Copy each line of the material below that includes the string "this".

__________________________________________________

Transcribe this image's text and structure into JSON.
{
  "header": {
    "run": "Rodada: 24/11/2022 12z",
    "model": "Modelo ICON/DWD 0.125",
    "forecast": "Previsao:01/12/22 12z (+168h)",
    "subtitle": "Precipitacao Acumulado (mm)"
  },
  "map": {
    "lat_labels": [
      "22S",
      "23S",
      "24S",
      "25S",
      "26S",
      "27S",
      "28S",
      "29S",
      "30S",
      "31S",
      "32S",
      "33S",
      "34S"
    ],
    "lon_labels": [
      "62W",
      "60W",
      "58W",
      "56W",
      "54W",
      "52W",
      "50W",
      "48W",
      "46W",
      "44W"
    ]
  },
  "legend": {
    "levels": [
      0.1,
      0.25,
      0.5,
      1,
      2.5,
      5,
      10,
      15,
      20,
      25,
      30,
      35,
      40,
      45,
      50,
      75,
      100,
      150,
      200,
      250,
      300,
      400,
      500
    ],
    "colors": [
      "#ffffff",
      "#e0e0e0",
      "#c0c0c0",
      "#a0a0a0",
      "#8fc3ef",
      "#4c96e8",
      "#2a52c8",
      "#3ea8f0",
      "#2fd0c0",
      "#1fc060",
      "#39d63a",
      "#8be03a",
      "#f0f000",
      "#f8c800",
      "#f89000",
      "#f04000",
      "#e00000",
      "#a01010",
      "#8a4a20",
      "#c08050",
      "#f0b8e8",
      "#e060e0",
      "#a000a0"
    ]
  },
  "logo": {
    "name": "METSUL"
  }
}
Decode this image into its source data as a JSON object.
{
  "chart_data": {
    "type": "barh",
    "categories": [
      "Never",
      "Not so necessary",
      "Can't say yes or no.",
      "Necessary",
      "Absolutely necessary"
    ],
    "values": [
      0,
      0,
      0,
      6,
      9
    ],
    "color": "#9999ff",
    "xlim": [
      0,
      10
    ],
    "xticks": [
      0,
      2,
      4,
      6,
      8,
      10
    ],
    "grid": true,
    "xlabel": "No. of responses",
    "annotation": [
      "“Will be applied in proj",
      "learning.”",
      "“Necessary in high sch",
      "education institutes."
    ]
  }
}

__________________________________________________

EXERCISE ANSWER –
Transcribe this image's text and structure into JSON.
Decode this image into its source data as a JSON object.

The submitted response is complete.